[TASK OBJECTIVE] Work out how many lines contain "that". Reply with the count alone.

(Saved data entries)
* * * * * * * * *
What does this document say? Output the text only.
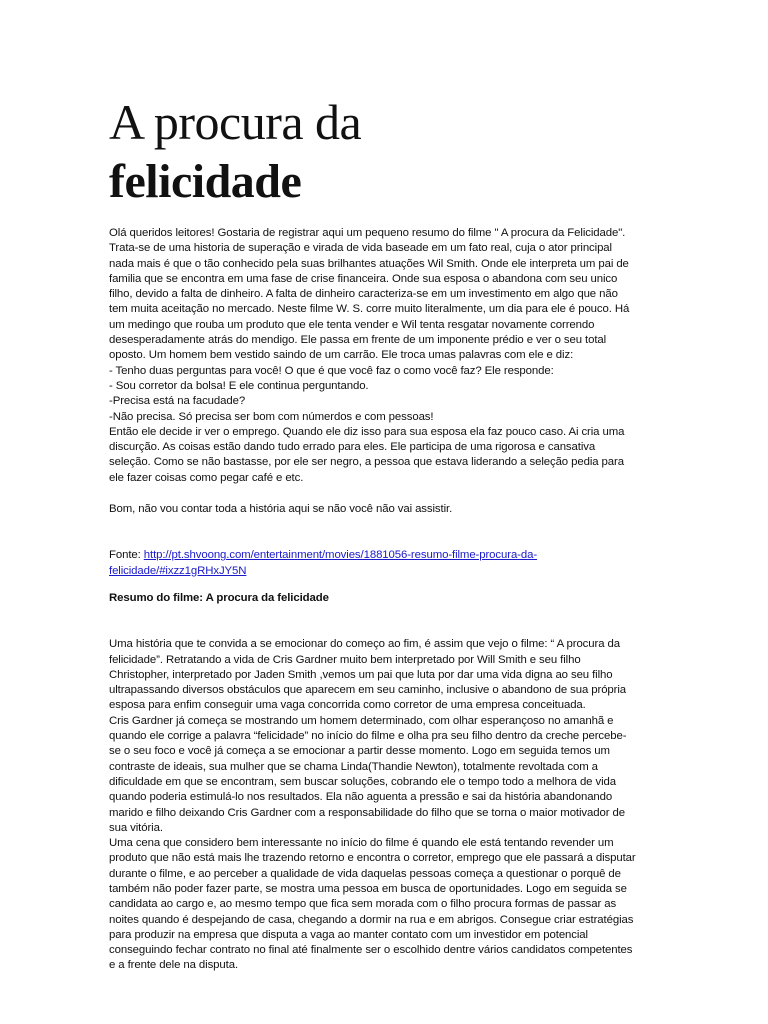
A procura da
felicidade

Olá queridos leitores! Gostaria de registrar aqui um pequeno resumo do filme " A procura da Felicidade".
Trata-se de uma historia de superação e virada de vida baseade em um fato real, cuja o ator principal
nada mais é que o tão conhecido pela suas brilhantes atuações Wil Smith. Onde ele interpreta um pai de
familia que se encontra em uma fase de crise financeira. Onde sua esposa o abandona com seu unico
filho, devido a falta de dinheiro. A falta de dinheiro caracteriza-se em um investimento em algo que não
tem muita aceitação no mercado. Neste filme W. S. corre muito literalmente, um dia para ele é pouco. Há
um medingo que rouba um produto que ele tenta vender e Wil tenta resgatar novamente correndo
desesperadamente atrás do mendigo. Ele passa em frente de um imponente prédio e ver o seu total
oposto. Um homem bem vestido saindo de um carrão. Ele troca umas palavras com ele e diz:
- Tenho duas perguntas para você! O que é que você faz o como você faz? Ele responde:
- Sou corretor da bolsa! E ele continua perguntando.
-Precisa está na facudade?
-Não precisa. Só precisa ser bom com númerdos e com pessoas!
Então ele decide ir ver o emprego. Quando ele diz isso para sua esposa ela faz pouco caso. Ai cria uma
discurção. As coisas estão dando tudo errado para eles. Ele participa de uma rigorosa e cansativa
seleção. Como se não bastasse, por ele ser negro, a pessoa que estava liderando a seleção pedia para
ele fazer coisas como pegar café e etc.

Bom, não vou contar toda a história aqui se não você não vai assistir.

Fonte: http://pt.shvoong.com/entertainment/movies/1881056-resumo-filme-procura-da-
felicidade/#ixzz1gRHxJY5N

Resumo do filme: A procura da felicidade

Uma história que te convida a se emocionar do começo ao fim, é assim que vejo o filme: “ A procura da
felicidade”. Retratando a vida de Cris Gardner muito bem interpretado por Will Smith e seu filho
Christopher, interpretado por Jaden Smith ,vemos um pai que luta por dar uma vida digna ao seu filho
ultrapassando diversos obstáculos que aparecem em seu caminho, inclusive o abandono de sua própria
esposa para enfim conseguir uma vaga concorrida como corretor de uma empresa conceituada.
Cris Gardner já começa se mostrando um homem determinado, com olhar esperançoso no amanhã e
quando ele corrige a palavra “felicidade” no início do filme e olha pra seu filho dentro da creche percebe-
se o seu foco e você já começa a se emocionar a partir desse momento. Logo em seguida temos um
contraste de ideais, sua mulher que se chama Linda(Thandie Newton), totalmente revoltada com a
dificuldade em que se encontram, sem buscar soluções, cobrando ele o tempo todo a melhora de vida
quando poderia estimulá-lo nos resultados. Ela não aguenta a pressão e sai da história abandonando
marido e filho deixando Cris Gardner com a responsabilidade do filho que se torna o maior motivador de
sua vitória.
Uma cena que considero bem interessante no início do filme é quando ele está tentando revender um
produto que não está mais lhe trazendo retorno e encontra o corretor, emprego que ele passará a disputar
durante o filme, e ao perceber a qualidade de vida daquelas pessoas começa a questionar o porquê de
também não poder fazer parte, se mostra uma pessoa em busca de oportunidades. Logo em seguida se
candidata ao cargo e, ao mesmo tempo que fica sem morada com o filho procura formas de passar as
noites quando é despejando de casa, chegando a dormir na rua e em abrigos. Consegue criar estratégias
para produzir na empresa que disputa a vaga ao manter contato com um investidor em potencial
conseguindo fechar contrato no final até finalmente ser o escolhido dentre vários candidatos competentes
e a frente dele na disputa.
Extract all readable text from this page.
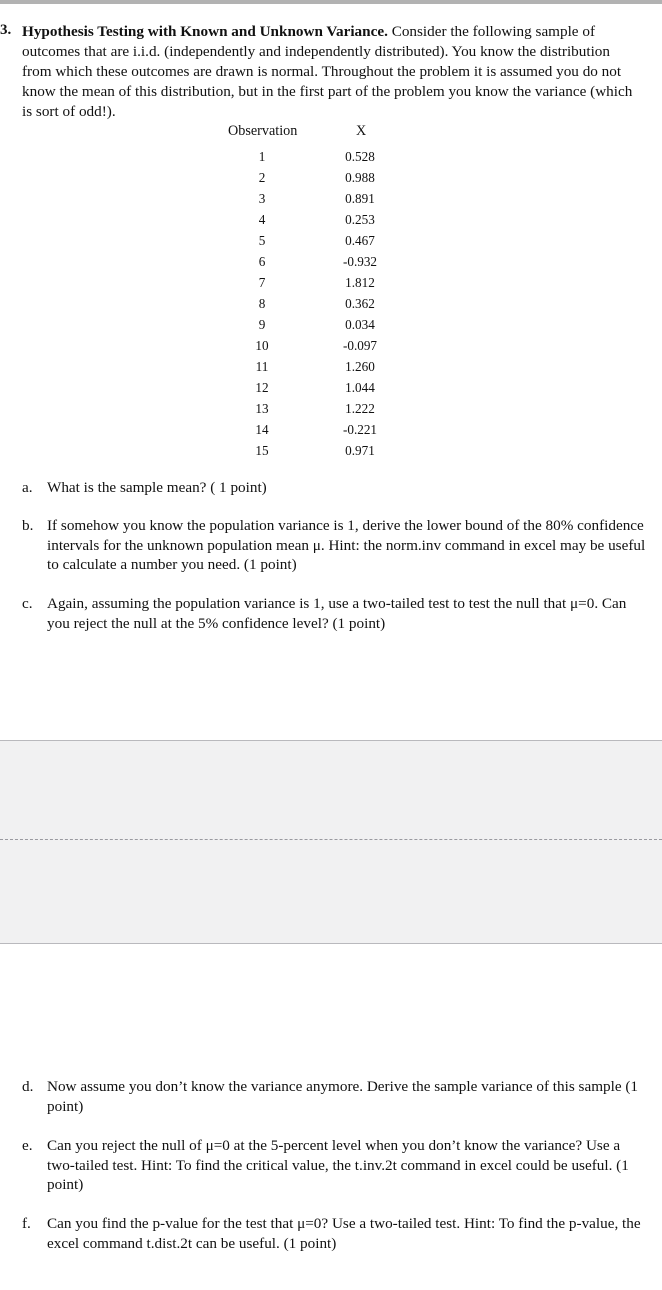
3. Hypothesis Testing with Known and Unknown Variance. Consider the following sample of outcomes that are i.i.d. (independently and independently distributed). You know the distribution from which these outcomes are drawn is normal. Throughout the problem it is assumed you do not know the mean of this distribution, but in the first part of the problem you know the variance (which is sort of odd!).
Observation	X
1	0.528
2	0.988
3	0.891
4	0.253
5	0.467
6	-0.932
7	1.812
8	0.362
9	0.034
10	-0.097
11	1.260
12	1.044
13	1.222
14	-0.221
15	0.971
a. What is the sample mean? ( 1 point)
b. If somehow you know the population variance is 1, derive the lower bound of the 80% confidence intervals for the unknown population mean μ. Hint: the norm.inv command in excel may be useful to calculate a number you need. (1 point)
c. Again, assuming the population variance is 1, use a two-tailed test to test the null that μ=0. Can you reject the null at the 5% confidence level? (1 point)
d. Now assume you don’t know the variance anymore. Derive the sample variance of this sample (1 point)
e. Can you reject the null of μ=0 at the 5-percent level when you don’t know the variance? Use a two-tailed test. Hint: To find the critical value, the t.inv.2t command in excel could be useful. (1 point)
f.	Can you find the p-value for the test that μ=0? Use a two-tailed test. Hint: To find the p-value, the excel command t.dist.2t can be useful. (1 point)
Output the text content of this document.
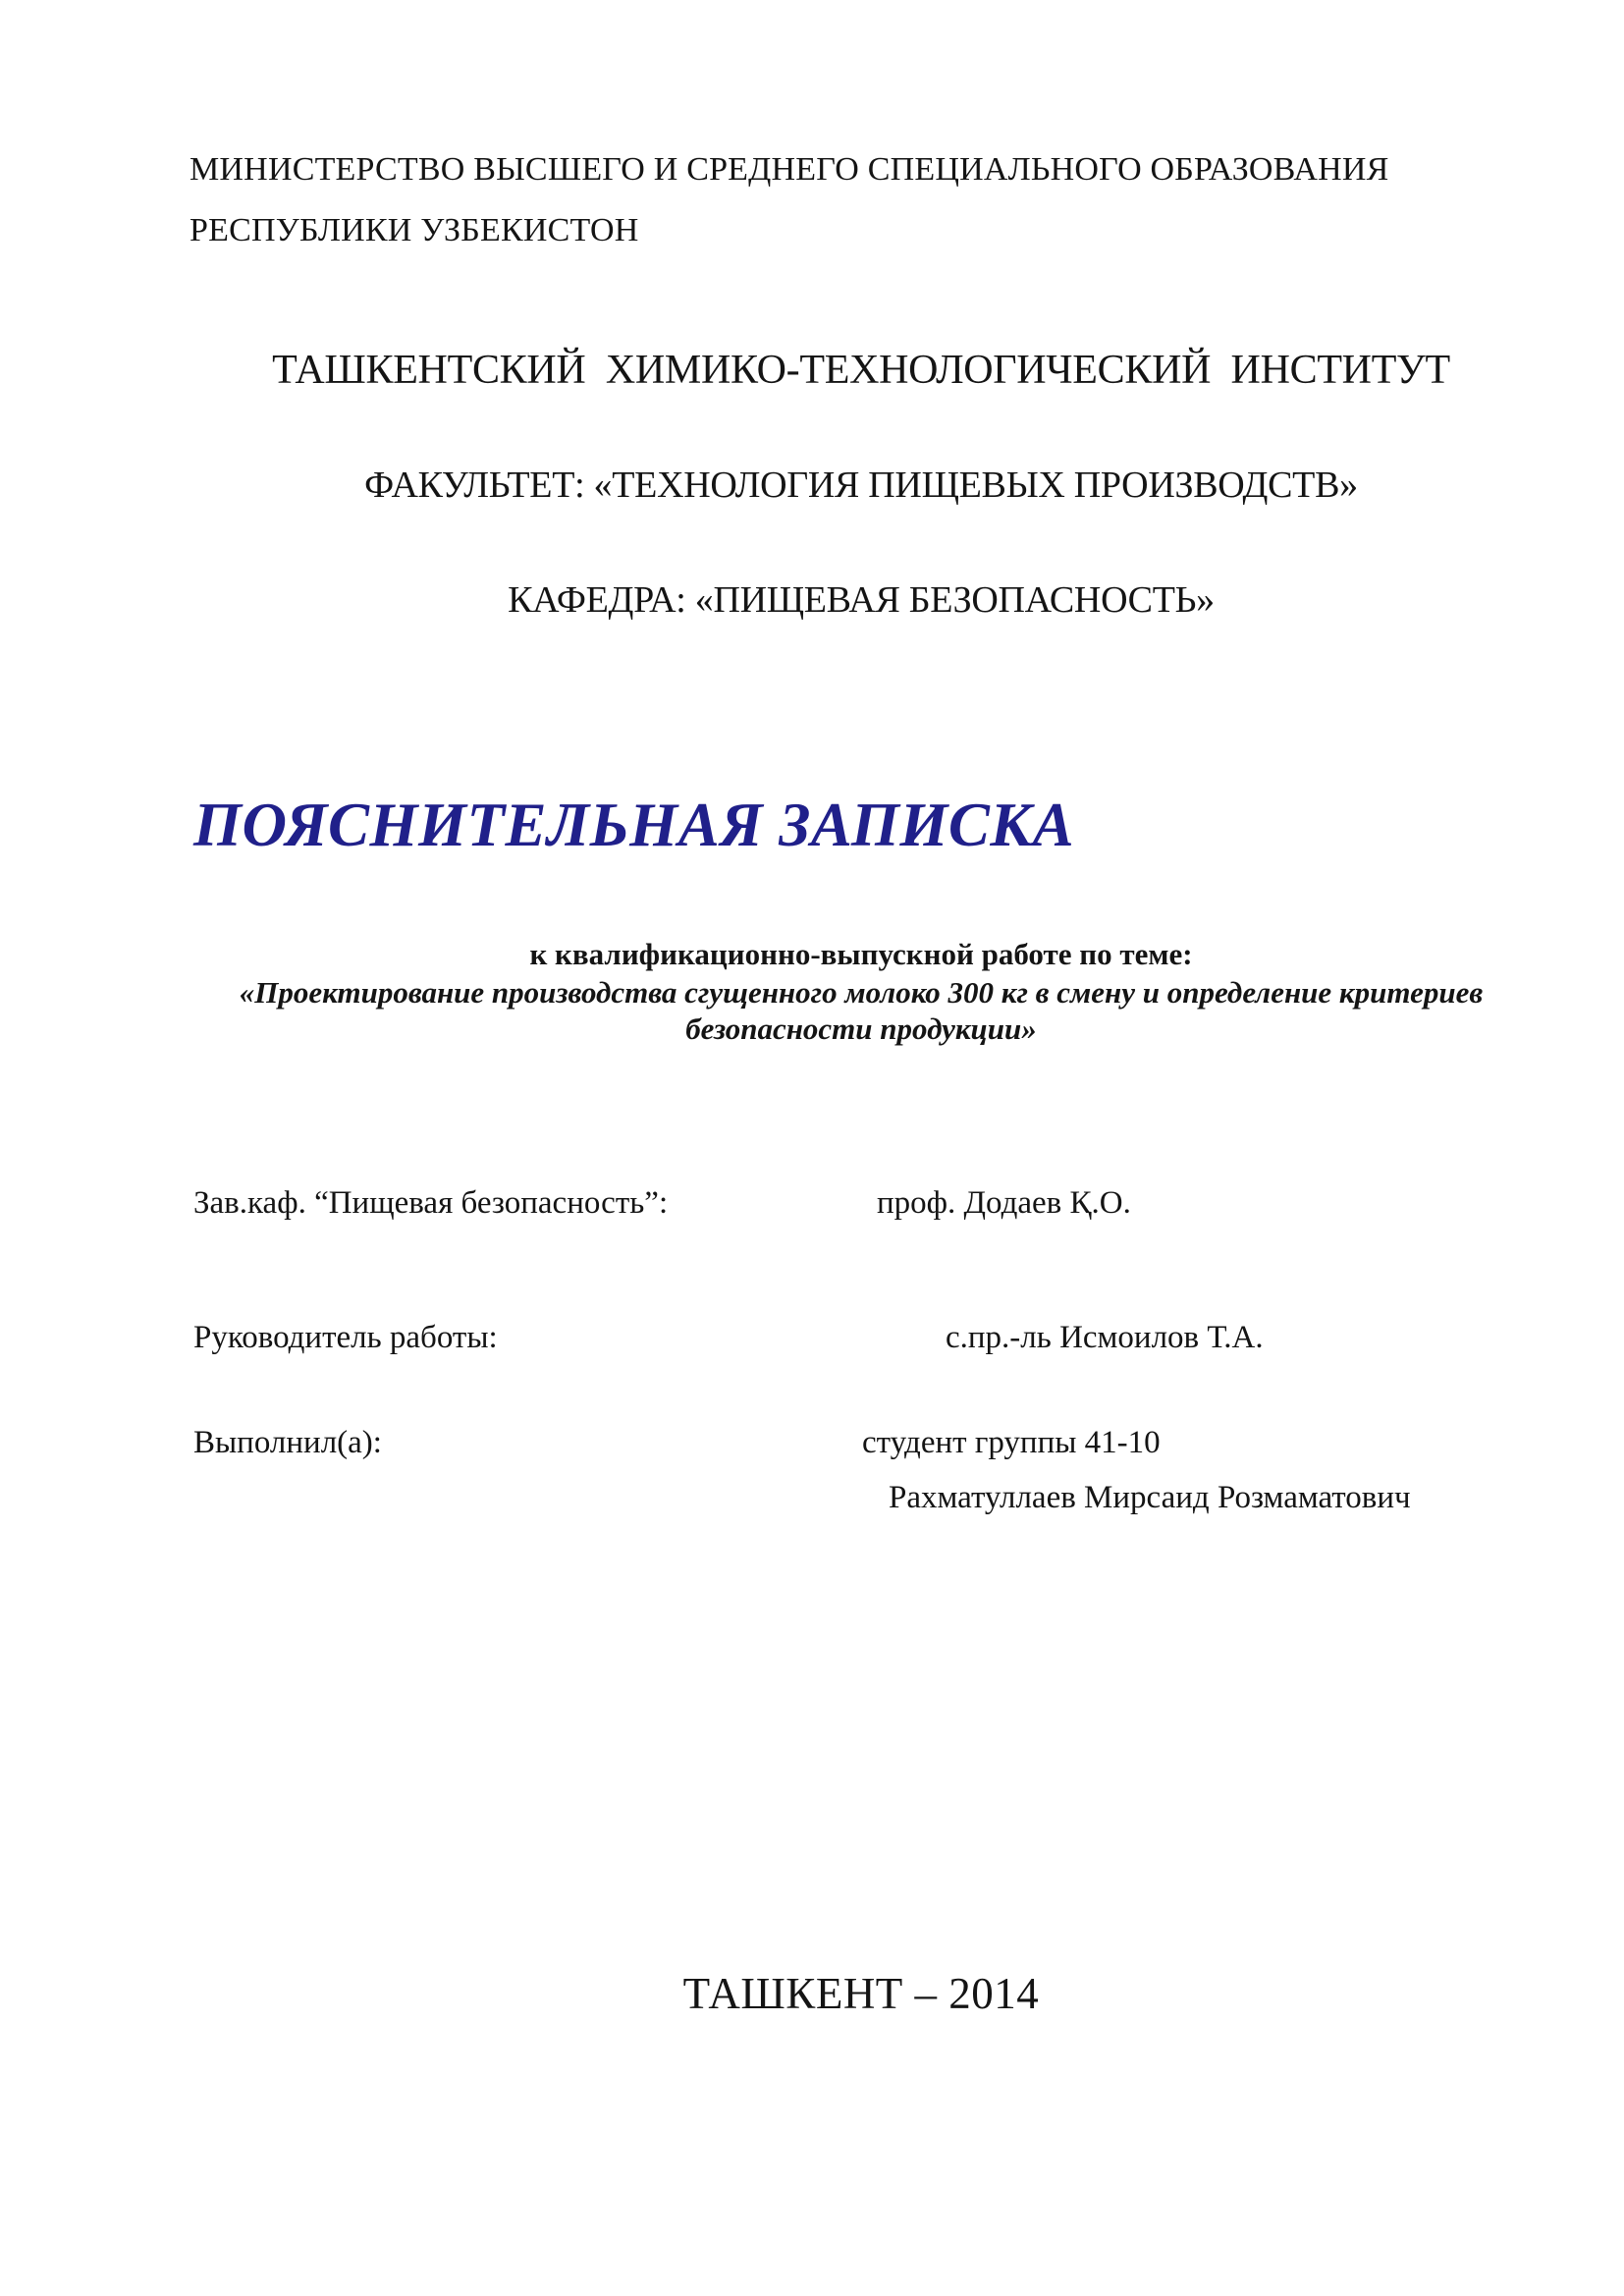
МИНИСТЕРСТВО ВЫСШЕГО И СРЕДНЕГО СПЕЦИАЛЬНОГО ОБРАЗОВАНИЯ
РЕСПУБЛИКИ УЗБЕКИСТОН
ТАШКЕНТСКИЙ  ХИМИКО-ТЕХНОЛОГИЧЕСКИЙ  ИНСТИТУТ
ФАКУЛЬТЕТ: «ТЕХНОЛОГИЯ ПИЩЕВЫХ ПРОИЗВОДСТВ»
КАФЕДРА: «ПИЩЕВАЯ БЕЗОПАСНОСТЬ»
ПОЯСНИТЕЛЬНАЯ ЗАПИСКА
к квалификационно-выпускной работе по теме:
«Проектирование производства сгущенного молоко 300 кг в смену и определение критериев безопасности продукции»
Зав.каф. “Пищевая безопасность”:	проф. Додаев Қ.О.
Руководитель работы:	с.пр.-ль Исмоилов Т.А.
Выполнил(а):	студент группы 41-10
Рахматуллаев Мирсаид Розмаматович
ТАШКЕНТ – 2014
* * * * * * * * *
[RIGHT ANSWER] 3